EXTRACTED DATA START

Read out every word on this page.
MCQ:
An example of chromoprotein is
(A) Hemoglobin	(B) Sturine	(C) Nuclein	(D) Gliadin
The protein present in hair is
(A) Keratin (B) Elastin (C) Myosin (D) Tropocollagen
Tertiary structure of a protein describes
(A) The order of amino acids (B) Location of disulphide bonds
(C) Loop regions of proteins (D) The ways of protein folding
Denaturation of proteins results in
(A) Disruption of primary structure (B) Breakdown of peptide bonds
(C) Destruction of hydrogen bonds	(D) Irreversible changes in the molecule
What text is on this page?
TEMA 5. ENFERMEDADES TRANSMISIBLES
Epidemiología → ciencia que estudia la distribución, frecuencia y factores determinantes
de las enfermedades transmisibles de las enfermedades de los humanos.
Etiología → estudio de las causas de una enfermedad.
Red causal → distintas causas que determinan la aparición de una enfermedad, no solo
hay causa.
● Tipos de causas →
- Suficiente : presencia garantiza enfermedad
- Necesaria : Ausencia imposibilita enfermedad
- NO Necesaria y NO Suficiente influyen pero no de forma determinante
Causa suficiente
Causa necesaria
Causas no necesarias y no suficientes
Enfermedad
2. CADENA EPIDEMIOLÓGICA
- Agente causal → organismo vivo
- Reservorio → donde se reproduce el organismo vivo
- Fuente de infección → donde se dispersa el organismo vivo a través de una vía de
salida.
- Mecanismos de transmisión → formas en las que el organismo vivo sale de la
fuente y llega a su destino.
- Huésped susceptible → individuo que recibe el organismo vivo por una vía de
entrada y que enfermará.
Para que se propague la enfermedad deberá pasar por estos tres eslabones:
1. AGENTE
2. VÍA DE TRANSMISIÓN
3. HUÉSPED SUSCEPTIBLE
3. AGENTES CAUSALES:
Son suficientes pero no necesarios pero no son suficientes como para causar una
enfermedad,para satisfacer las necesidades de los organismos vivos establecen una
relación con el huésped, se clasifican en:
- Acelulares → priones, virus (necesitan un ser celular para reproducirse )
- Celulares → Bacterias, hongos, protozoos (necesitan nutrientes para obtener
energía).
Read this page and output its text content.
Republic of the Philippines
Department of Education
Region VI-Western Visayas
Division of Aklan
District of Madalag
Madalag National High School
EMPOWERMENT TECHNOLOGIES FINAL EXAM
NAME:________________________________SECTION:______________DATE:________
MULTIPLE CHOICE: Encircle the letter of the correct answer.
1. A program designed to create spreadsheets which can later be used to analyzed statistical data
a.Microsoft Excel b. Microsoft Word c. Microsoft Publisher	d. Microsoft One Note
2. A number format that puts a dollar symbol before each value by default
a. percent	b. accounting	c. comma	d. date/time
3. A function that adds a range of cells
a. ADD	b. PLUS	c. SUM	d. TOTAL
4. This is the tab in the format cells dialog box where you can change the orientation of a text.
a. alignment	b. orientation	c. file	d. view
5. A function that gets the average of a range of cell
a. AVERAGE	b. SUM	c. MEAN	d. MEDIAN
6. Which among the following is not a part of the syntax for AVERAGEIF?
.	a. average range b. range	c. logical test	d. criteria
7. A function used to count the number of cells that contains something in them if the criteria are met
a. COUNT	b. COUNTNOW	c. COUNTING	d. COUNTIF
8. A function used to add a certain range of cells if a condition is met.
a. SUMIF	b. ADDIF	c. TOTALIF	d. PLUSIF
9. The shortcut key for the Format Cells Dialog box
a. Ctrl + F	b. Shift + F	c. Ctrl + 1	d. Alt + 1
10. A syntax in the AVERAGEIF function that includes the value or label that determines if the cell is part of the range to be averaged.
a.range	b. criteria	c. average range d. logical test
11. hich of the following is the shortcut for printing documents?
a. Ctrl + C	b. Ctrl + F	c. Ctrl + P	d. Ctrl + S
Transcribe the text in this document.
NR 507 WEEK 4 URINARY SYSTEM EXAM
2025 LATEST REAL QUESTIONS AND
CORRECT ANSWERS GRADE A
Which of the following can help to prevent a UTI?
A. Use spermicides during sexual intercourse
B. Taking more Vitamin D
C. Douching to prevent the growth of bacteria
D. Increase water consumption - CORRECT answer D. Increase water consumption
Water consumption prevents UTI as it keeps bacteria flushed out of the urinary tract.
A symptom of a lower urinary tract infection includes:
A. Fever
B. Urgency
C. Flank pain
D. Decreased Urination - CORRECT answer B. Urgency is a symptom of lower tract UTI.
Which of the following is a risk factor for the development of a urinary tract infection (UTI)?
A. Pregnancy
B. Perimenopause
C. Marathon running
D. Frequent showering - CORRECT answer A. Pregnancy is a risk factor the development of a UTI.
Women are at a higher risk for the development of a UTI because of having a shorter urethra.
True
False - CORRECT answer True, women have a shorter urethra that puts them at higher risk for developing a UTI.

EXTRACTED DATA END

**GOAL OF THE EXERCISE**
The records above should be reproduced in full, exactly as they read.

**RESPONSE AREA**
Read out every word on this page.
MCQ:
An example of chromoprotein is
(A) Hemoglobin	(B) Sturine	(C) Nuclein	(D) Gliadin
The protein present in hair is
(A) Keratin (B) Elastin (C) Myosin (D) Tropocollagen
Tertiary structure of a protein describes
(A) The order of amino acids (B) Location of disulphide bonds
(C) Loop regions of proteins (D) The ways of protein folding
Denaturation of proteins results in
(A) Disruption of primary structure (B) Breakdown of peptide bonds
(C) Destruction of hydrogen bonds	(D) Irreversible changes in the molecule
What text is on this page?
TEMA 5. ENFERMEDADES TRANSMISIBLES
Epidemiología → ciencia que estudia la distribución, frecuencia y factores determinantes
de las enfermedades transmisibles de las enfermedades de los humanos.
Etiología → estudio de las causas de una enfermedad.
Red causal → distintas causas que determinan la aparición de una enfermedad, no solo
hay causa.
● Tipos de causas →
- Suficiente : presencia garantiza enfermedad
- Necesaria : Ausencia imposibilita enfermedad
- NO Necesaria y NO Suficiente influyen pero no de forma determinante
Causa suficiente
Causa necesaria
Causas no necesarias y no suficientes
Enfermedad
2. CADENA EPIDEMIOLÓGICA
- Agente causal → organismo vivo
- Reservorio → donde se reproduce el organismo vivo
- Fuente de infección → donde se dispersa el organismo vivo a través de una vía de
salida.
- Mecanismos de transmisión → formas en las que el organismo vivo sale de la
fuente y llega a su destino.
- Huésped susceptible → individuo que recibe el organismo vivo por una vía de
entrada y que enfermará.
Para que se propague la enfermedad deberá pasar por estos tres eslabones:
1. AGENTE
2. VÍA DE TRANSMISIÓN
3. HUÉSPED SUSCEPTIBLE
3. AGENTES CAUSALES:
Son suficientes pero no necesarios pero no son suficientes como para causar una
enfermedad,para satisfacer las necesidades de los organismos vivos establecen una
relación con el huésped, se clasifican en:
- Acelulares → priones, virus (necesitan un ser celular para reproducirse )
- Celulares → Bacterias, hongos, protozoos (necesitan nutrientes para obtener
energía).
Read this page and output its text content.
Republic of the Philippines
Department of Education
Region VI-Western Visayas
Division of Aklan
District of Madalag
Madalag National High School
EMPOWERMENT TECHNOLOGIES FINAL EXAM
NAME:________________________________SECTION:______________DATE:________
MULTIPLE CHOICE: Encircle the letter of the correct answer.
1. A program designed to create spreadsheets which can later be used to analyzed statistical data
a.Microsoft Excel b. Microsoft Word c. Microsoft Publisher	d. Microsoft One Note
2. A number format that puts a dollar symbol before each value by default
a. percent	b. accounting	c. comma	d. date/time
3. A function that adds a range of cells
a. ADD	b. PLUS	c. SUM	d. TOTAL
4. This is the tab in the format cells dialog box where you can change the orientation of a text.
a. alignment	b. orientation	c. file	d. view
5. A function that gets the average of a range of cell
a. AVERAGE	b. SUM	c. MEAN	d. MEDIAN
6. Which among the following is not a part of the syntax for AVERAGEIF?
.	a. average range b. range	c. logical test	d. criteria
7. A function used to count the number of cells that contains something in them if the criteria are met
a. COUNT	b. COUNTNOW	c. COUNTING	d. COUNTIF
8. A function used to add a certain range of cells if a condition is met.
a. SUMIF	b. ADDIF	c. TOTALIF	d. PLUSIF
9. The shortcut key for the Format Cells Dialog box
a. Ctrl + F	b. Shift + F	c. Ctrl + 1	d. Alt + 1
10. A syntax in the AVERAGEIF function that includes the value or label that determines if the cell is part of the range to be averaged.
a.range	b. criteria	c. average range d. logical test
11. hich of the following is the shortcut for printing documents?
a. Ctrl + C	b. Ctrl + F	c. Ctrl + P	d. Ctrl + S
Transcribe the text in this document.
NR 507 WEEK 4 URINARY SYSTEM EXAM
2025 LATEST REAL QUESTIONS AND
CORRECT ANSWERS GRADE A
Which of the following can help to prevent a UTI?
A. Use spermicides during sexual intercourse
B. Taking more Vitamin D
C. Douching to prevent the growth of bacteria
D. Increase water consumption - CORRECT answer D. Increase water consumption
Water consumption prevents UTI as it keeps bacteria flushed out of the urinary tract.
A symptom of a lower urinary tract infection includes:
A. Fever
B. Urgency
C. Flank pain
D. Decreased Urination - CORRECT answer B. Urgency is a symptom of lower tract UTI.
Which of the following is a risk factor for the development of a urinary tract infection (UTI)?
A. Pregnancy
B. Perimenopause
C. Marathon running
D. Frequent showering - CORRECT answer A. Pregnancy is a risk factor the development of a UTI.
Women are at a higher risk for the development of a UTI because of having a shorter urethra.
True
False - CORRECT answer True, women have a shorter urethra that puts them at higher risk for developing a UTI.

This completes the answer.